_INPUT MATERIAL_
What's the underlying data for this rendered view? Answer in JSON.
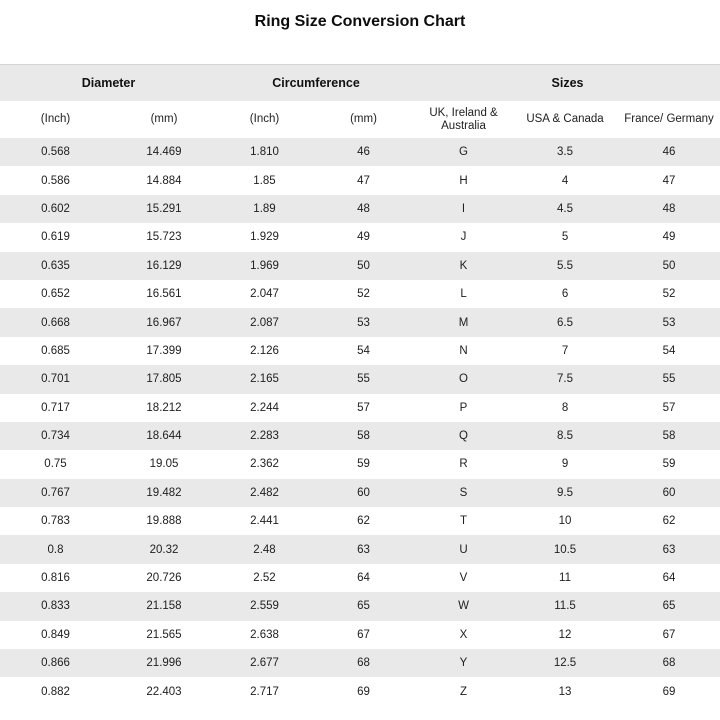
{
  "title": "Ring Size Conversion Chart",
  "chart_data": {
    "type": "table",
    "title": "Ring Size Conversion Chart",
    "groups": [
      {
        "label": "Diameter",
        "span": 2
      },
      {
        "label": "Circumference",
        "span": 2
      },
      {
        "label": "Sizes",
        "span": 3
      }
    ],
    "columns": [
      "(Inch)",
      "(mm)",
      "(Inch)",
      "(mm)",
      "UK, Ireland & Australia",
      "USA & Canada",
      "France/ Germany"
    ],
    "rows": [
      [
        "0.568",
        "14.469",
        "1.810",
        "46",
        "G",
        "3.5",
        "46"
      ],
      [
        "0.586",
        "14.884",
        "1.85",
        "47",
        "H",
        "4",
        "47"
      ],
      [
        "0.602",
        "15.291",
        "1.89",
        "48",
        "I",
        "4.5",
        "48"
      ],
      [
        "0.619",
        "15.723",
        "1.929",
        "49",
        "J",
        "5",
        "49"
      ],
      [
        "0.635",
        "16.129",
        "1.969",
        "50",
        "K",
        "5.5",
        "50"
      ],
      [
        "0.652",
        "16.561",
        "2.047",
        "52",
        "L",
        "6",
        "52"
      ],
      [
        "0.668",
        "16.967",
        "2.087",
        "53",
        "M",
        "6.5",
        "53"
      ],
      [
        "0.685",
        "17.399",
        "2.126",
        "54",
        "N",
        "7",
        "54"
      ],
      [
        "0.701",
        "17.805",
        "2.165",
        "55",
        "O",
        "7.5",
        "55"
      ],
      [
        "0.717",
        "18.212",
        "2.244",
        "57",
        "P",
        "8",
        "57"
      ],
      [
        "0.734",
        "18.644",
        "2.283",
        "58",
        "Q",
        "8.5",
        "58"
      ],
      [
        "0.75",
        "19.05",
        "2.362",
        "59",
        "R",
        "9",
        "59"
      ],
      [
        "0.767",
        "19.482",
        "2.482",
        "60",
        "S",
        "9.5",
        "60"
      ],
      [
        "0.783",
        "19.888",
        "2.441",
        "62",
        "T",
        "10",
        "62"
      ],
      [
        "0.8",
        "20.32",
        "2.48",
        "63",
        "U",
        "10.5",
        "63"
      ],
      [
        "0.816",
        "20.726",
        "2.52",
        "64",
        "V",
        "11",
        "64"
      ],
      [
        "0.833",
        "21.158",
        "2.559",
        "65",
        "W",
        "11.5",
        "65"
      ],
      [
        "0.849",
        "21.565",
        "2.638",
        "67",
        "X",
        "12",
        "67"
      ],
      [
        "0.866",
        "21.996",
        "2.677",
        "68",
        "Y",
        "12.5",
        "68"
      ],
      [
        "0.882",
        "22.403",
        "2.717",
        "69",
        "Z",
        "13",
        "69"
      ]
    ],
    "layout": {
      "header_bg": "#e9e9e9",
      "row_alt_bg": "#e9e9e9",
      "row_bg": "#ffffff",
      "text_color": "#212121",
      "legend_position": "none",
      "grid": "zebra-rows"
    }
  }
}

_GOAL_
From the listing above, pick out every line containing "Conversion".

_OUTPUT OF THE EXERCISE_
  "title": "Ring Size Conversion Chart",
    "title": "Ring Size Conversion Chart",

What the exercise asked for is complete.